Selected excerpt:
Indonesia's West Sumatra declares 14-day state of emergency following flood, lahars that killed dozens of people

Two uniformed students walk atop rubble on May 15, 2024 past a collapsed school in Agam, one of the regions that were worst affected when flash floods and lahars struck West Sumatra on May 11. - PHOTO: Antara/Jakarta Post/ANN

JAKARTA (Jakarta Post/ANN): West Sumatra authorities have declared a state of emergency in the province following flash floods and lahars over the weekend that killed dozens of people and destroyed hundreds of homes.

The emergency status declared this week would last until next Sunday (May 26) said Ilham Wahab, spokesperson of the West Sumatra Disaster Mitigation Agency (BPBD).

“Declaring a state of emergency is necessary to speed up the disaster mitigation process, including victim evacuation and aid distribution,” Ilham said on Wednesday, as quoted by

Hours of heavy rain on Saturday triggered flash floods, landslides and lahars, a fluid mass of water and volcanic debris from nearby Mount Marapi. The volcano has seen increased activity over the past few months, including an eruption in December 2023 that killed more than 20 people.

The disaster has affected at least six regencies and cities, including the most severely affected regencies of Agam and Tanah Datar. In addition to destroying more than 200 houses and dozens of rice fields, flooding has also cut off the main access road between the provincial capital of Padang and Bukittinggi.

Set exercise 1:
Translate this sentence from the West Sumatra flood article into Spanish: "Hours of heavy rain on Saturday triggered flash floods, landslides and lahars, a fluid mass of water and volcanic debris from nearby Mount Marapi."

Material for this task:

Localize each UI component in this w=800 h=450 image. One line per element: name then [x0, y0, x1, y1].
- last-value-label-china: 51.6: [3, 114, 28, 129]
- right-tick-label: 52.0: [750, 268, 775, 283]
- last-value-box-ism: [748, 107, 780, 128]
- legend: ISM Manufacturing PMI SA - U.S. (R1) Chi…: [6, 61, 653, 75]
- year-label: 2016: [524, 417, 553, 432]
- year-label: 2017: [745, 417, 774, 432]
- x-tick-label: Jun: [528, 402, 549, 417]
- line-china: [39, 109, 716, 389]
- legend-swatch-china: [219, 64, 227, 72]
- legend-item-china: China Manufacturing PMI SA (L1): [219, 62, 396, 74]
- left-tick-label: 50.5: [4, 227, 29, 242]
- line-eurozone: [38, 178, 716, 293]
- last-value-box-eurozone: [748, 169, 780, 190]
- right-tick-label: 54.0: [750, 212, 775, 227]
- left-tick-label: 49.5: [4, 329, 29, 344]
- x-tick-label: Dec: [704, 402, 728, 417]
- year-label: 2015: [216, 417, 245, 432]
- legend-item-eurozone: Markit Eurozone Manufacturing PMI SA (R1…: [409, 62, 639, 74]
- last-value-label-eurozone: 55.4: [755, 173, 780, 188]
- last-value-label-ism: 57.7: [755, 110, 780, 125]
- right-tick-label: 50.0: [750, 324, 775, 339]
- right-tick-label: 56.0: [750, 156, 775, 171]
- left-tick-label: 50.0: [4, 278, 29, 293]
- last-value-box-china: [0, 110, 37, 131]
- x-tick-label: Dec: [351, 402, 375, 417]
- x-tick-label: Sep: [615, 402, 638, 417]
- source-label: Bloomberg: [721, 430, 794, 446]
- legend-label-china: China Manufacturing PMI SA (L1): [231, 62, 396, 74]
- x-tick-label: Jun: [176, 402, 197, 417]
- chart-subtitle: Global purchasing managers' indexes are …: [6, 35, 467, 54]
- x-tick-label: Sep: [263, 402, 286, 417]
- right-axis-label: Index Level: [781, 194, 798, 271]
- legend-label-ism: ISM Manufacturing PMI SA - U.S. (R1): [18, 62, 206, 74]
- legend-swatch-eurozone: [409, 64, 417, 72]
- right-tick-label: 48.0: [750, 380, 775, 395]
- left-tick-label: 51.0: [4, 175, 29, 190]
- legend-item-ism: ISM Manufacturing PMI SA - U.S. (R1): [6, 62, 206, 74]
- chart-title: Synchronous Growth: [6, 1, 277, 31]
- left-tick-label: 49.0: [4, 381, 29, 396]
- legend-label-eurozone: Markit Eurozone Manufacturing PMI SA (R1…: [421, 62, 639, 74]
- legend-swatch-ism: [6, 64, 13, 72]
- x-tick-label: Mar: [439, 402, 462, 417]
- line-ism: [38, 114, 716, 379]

Set exercise 2:
Reproduce every one of the rows that follow the West Sumatra flood article, from the first to the last, with no changes.

Full response 1:
Horas de lluvias intensas el sábado provocaron inundaciones repentinas, deslizamientos de tierra y lahares, una masa fluida de agua y escombros volcánicos del cercano monte Marapi.

Full response 2:
Localize each UI component in this w=800 h=450 image. One line per element: name then [x0, y0, x1, y1].
- last-value-label-china: 51.6: [3, 114, 28, 129]
- right-tick-label: 52.0: [750, 268, 775, 283]
- last-value-box-ism: [748, 107, 780, 128]
- legend: ISM Manufacturing PMI SA - U.S. (R1) Chi…: [6, 61, 653, 75]
- year-label: 2016: [524, 417, 553, 432]
- year-label: 2017: [745, 417, 774, 432]
- x-tick-label: Jun: [528, 402, 549, 417]
- line-china: [39, 109, 716, 389]
- legend-swatch-china: [219, 64, 227, 72]
- legend-item-china: China Manufacturing PMI SA (L1): [219, 62, 396, 74]
- left-tick-label: 50.5: [4, 227, 29, 242]
- line-eurozone: [38, 178, 716, 293]
- last-value-box-eurozone: [748, 169, 780, 190]
- right-tick-label: 54.0: [750, 212, 775, 227]
- left-tick-label: 49.5: [4, 329, 29, 344]
- x-tick-label: Dec: [704, 402, 728, 417]
- year-label: 2015: [216, 417, 245, 432]
- legend-item-eurozone: Markit Eurozone Manufacturing PMI SA (R1…: [409, 62, 639, 74]
- last-value-label-eurozone: 55.4: [755, 173, 780, 188]
- last-value-label-ism: 57.7: [755, 110, 780, 125]
- right-tick-label: 50.0: [750, 324, 775, 339]
- right-tick-label: 56.0: [750, 156, 775, 171]
- left-tick-label: 50.0: [4, 278, 29, 293]
- last-value-box-china: [0, 110, 37, 131]
- x-tick-label: Dec: [351, 402, 375, 417]
- x-tick-label: Sep: [615, 402, 638, 417]
- source-label: Bloomberg: [721, 430, 794, 446]
- legend-label-china: China Manufacturing PMI SA (L1): [231, 62, 396, 74]
- x-tick-label: Jun: [176, 402, 197, 417]
- chart-subtitle: Global purchasing managers' indexes are …: [6, 35, 467, 54]
- x-tick-label: Sep: [263, 402, 286, 417]
- right-axis-label: Index Level: [781, 194, 798, 271]
- legend-label-ism: ISM Manufacturing PMI SA - U.S. (R1): [18, 62, 206, 74]
- legend-swatch-eurozone: [409, 64, 417, 72]
- right-tick-label: 48.0: [750, 380, 775, 395]
- left-tick-label: 51.0: [4, 175, 29, 190]
- legend-item-ism: ISM Manufacturing PMI SA - U.S. (R1): [6, 62, 206, 74]
- chart-title: Synchronous Growth: [6, 1, 277, 31]
- left-tick-label: 49.0: [4, 381, 29, 396]
- legend-label-eurozone: Markit Eurozone Manufacturing PMI SA (R1…: [421, 62, 639, 74]
- legend-swatch-ism: [6, 64, 13, 72]
- x-tick-label: Mar: [439, 402, 462, 417]
- line-ism: [38, 114, 716, 379]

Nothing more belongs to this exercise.